Problem requirements:
Of the lines in these entries, how many contain the string "screenshot"? Give the number and nothing else.

Stored rows:
╔══
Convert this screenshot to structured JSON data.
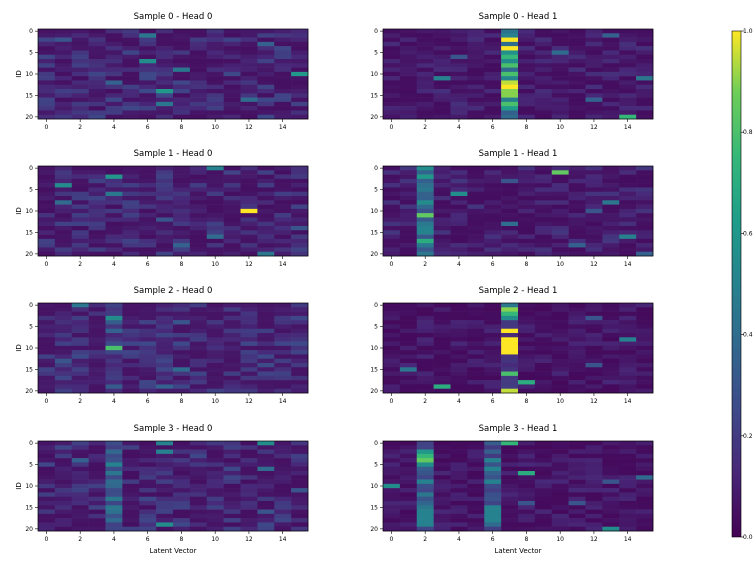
╚══
╔══
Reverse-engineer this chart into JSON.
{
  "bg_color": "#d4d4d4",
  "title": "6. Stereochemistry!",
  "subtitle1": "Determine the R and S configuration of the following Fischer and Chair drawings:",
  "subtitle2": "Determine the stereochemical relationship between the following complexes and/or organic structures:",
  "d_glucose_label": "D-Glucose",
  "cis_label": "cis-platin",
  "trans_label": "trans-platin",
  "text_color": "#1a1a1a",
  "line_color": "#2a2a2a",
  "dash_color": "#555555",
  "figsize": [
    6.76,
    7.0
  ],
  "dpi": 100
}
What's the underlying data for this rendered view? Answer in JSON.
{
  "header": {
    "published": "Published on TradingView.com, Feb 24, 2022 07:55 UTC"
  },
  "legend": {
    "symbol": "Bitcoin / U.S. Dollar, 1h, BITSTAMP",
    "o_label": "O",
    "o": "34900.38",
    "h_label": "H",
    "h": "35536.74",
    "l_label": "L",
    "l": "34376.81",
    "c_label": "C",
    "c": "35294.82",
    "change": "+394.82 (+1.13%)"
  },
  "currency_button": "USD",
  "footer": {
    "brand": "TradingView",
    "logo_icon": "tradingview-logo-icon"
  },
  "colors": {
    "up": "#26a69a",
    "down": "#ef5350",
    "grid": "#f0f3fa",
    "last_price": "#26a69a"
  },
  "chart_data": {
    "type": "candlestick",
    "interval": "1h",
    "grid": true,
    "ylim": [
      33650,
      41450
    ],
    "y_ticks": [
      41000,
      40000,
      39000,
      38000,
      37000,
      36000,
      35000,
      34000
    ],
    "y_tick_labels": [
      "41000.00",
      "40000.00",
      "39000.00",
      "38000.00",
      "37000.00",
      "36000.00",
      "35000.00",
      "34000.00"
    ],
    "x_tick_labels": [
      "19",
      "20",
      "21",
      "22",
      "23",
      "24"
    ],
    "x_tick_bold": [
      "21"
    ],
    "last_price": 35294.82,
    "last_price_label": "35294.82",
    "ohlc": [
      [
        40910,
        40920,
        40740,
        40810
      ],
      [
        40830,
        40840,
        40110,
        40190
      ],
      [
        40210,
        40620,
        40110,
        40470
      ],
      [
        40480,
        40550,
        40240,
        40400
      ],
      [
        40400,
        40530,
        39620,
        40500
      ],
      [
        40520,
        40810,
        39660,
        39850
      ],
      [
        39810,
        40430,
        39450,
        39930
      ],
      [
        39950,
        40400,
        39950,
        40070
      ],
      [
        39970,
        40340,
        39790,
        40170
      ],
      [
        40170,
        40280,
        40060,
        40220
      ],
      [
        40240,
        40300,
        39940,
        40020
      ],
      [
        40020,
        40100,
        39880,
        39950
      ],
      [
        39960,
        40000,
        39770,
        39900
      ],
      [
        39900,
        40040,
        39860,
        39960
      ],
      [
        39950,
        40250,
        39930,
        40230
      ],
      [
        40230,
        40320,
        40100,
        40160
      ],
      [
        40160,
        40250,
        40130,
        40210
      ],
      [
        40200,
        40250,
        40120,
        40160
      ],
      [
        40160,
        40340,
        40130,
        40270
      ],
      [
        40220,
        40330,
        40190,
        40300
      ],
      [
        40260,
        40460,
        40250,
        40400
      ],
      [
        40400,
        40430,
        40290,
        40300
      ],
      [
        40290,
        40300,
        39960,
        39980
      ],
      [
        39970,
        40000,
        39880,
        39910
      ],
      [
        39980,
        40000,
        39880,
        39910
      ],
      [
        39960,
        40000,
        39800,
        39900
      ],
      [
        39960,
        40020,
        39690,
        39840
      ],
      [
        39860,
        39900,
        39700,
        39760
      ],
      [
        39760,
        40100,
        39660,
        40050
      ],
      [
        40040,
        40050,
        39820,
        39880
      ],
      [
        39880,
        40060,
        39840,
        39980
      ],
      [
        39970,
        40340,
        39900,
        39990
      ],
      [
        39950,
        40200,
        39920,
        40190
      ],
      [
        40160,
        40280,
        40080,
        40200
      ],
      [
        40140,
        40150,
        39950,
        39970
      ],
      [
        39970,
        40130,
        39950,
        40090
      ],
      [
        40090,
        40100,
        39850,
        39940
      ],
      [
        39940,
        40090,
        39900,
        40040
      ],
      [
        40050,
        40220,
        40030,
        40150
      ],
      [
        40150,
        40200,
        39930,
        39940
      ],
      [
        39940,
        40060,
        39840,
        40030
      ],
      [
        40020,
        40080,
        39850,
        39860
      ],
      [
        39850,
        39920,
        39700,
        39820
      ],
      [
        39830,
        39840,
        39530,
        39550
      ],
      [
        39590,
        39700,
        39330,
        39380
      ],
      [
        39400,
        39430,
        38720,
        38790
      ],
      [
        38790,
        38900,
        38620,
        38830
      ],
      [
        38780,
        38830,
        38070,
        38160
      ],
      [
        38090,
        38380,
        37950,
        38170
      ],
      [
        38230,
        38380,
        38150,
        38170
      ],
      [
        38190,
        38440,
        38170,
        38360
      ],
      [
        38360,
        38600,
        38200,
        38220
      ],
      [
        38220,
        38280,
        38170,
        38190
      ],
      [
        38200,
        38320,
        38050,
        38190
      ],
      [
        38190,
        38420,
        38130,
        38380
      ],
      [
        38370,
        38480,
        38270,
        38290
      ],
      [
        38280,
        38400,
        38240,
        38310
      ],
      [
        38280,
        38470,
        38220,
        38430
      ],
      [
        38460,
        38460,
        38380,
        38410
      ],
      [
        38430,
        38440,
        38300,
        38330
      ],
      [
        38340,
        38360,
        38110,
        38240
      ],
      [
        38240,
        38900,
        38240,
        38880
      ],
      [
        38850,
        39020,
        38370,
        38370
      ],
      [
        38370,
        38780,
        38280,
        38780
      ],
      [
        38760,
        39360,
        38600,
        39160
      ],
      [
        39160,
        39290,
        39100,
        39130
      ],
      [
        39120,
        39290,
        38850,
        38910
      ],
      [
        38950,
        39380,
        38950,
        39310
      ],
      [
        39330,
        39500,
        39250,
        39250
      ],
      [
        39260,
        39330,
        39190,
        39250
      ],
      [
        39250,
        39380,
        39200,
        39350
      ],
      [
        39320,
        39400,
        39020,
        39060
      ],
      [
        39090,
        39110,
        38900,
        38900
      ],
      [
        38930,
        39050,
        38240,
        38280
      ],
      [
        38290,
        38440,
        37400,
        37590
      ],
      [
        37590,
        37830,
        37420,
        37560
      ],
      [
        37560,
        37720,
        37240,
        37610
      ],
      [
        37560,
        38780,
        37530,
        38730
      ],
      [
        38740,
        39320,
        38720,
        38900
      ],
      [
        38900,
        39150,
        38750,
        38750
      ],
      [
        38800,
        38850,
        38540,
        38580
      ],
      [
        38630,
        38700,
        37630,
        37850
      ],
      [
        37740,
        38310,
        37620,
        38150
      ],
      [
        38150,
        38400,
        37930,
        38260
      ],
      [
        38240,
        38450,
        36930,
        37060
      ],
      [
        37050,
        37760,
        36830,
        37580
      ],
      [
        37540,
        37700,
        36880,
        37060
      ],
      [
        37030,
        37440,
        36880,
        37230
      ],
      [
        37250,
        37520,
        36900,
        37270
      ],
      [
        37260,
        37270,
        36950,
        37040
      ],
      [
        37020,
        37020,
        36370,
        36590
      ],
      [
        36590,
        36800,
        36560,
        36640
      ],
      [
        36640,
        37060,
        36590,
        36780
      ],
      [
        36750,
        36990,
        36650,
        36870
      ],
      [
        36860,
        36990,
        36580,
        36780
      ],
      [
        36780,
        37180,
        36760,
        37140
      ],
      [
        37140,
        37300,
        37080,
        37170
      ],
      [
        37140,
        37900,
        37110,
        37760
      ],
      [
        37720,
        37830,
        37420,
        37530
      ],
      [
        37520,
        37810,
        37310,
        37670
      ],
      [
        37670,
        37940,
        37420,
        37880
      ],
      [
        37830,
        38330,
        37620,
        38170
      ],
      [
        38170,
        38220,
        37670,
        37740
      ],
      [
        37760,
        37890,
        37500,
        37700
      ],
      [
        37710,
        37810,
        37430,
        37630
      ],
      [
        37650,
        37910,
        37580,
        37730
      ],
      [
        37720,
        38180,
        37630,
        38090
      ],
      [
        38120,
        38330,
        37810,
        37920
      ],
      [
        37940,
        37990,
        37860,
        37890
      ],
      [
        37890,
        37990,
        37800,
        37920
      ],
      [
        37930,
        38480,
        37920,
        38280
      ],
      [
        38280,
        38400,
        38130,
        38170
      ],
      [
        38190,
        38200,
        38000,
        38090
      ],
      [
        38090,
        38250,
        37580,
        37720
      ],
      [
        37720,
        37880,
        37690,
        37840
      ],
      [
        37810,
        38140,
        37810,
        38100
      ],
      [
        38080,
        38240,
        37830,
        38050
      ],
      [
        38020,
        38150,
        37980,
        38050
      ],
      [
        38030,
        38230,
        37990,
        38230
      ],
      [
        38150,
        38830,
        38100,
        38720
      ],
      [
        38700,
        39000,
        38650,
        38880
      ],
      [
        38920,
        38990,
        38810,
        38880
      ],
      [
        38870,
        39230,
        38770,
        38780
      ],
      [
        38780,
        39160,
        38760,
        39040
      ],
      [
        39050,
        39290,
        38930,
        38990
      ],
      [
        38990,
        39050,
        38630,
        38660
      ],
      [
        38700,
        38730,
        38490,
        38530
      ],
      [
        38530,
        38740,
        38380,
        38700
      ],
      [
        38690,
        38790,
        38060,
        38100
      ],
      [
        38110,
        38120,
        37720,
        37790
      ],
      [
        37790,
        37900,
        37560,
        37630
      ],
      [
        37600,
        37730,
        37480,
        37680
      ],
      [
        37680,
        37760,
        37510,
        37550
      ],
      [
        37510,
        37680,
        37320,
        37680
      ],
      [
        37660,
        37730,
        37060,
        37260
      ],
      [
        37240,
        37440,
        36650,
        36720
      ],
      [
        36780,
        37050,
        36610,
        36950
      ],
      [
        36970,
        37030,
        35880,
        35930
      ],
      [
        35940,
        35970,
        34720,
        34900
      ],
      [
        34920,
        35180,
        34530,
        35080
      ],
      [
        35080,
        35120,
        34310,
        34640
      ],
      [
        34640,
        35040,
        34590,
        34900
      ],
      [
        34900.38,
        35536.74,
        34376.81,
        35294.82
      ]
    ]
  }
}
╚══
╔══
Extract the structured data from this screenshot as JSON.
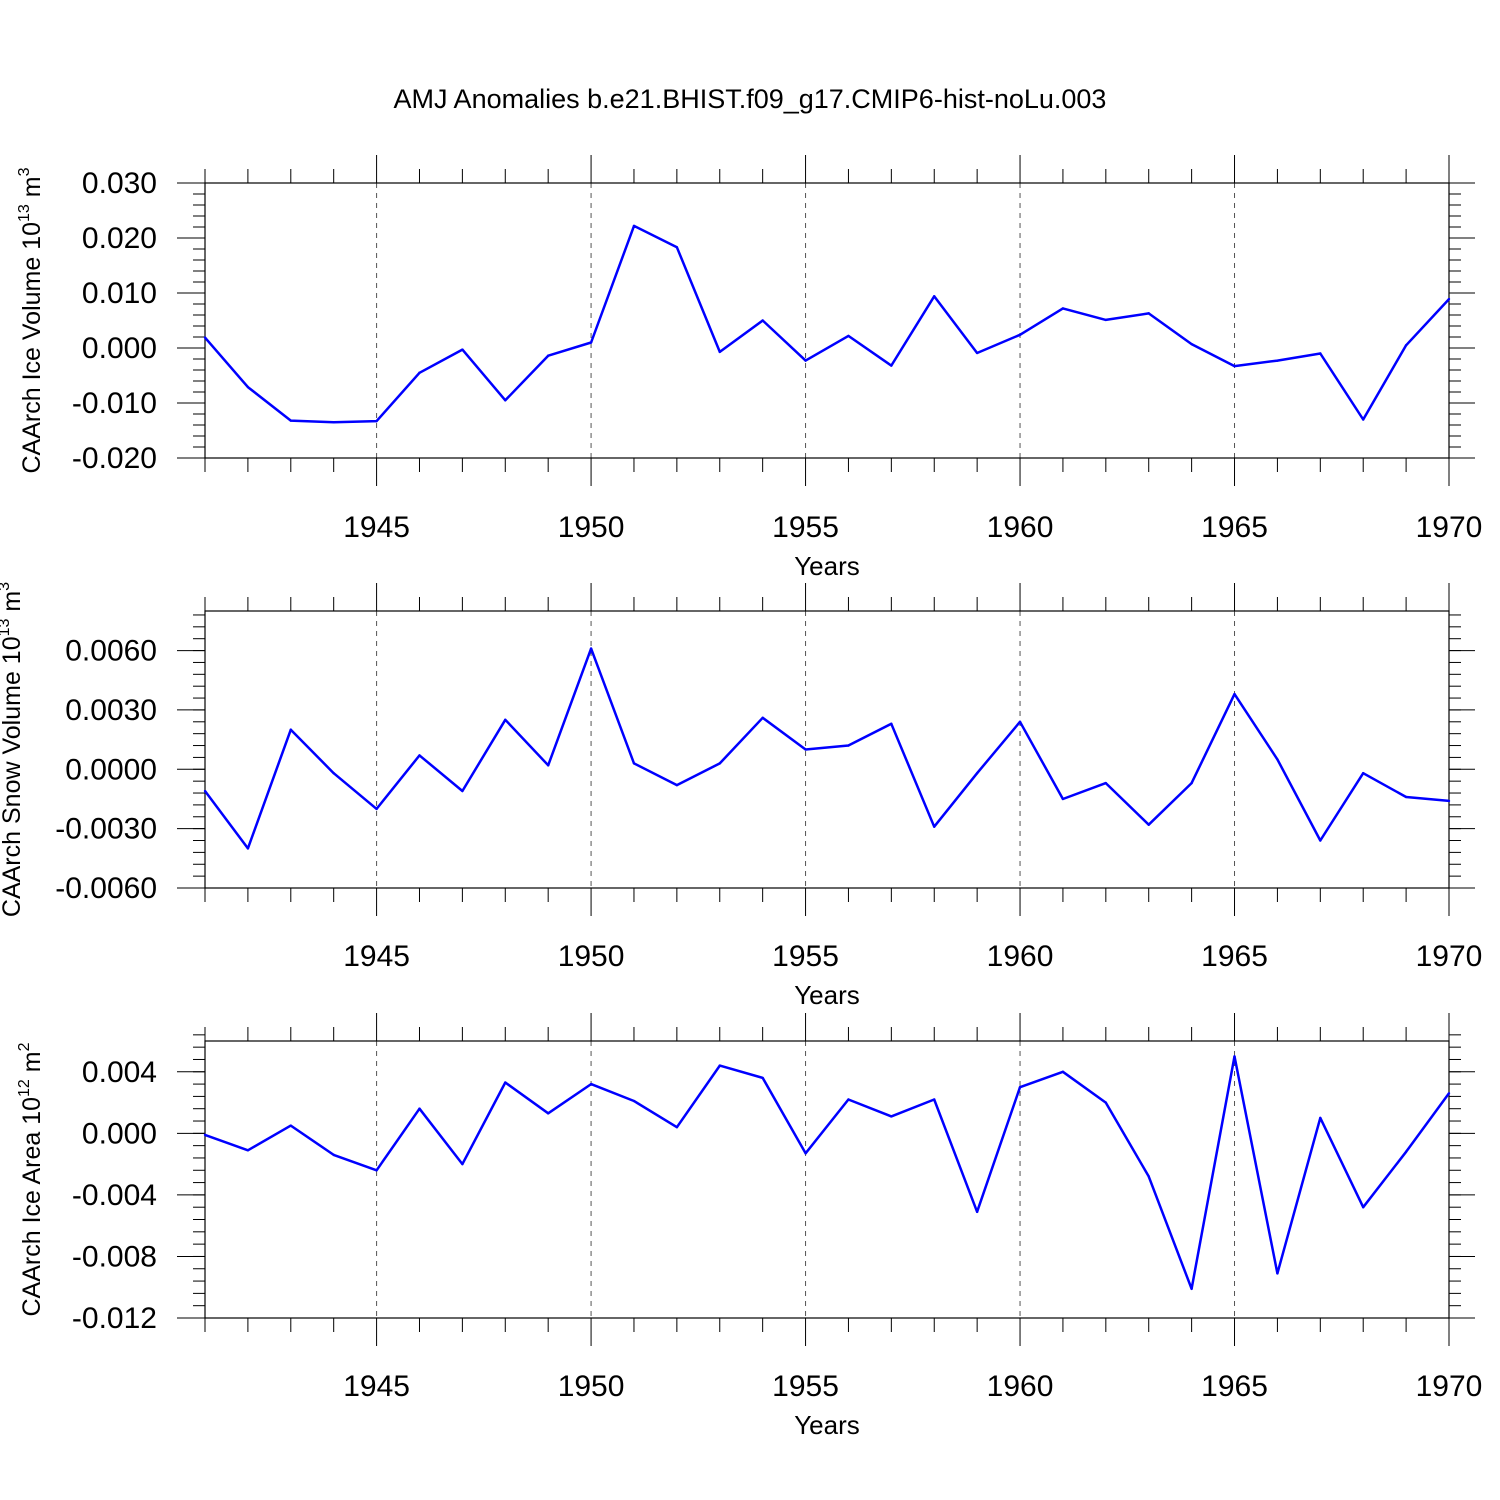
╚══
Solution to the problem:
2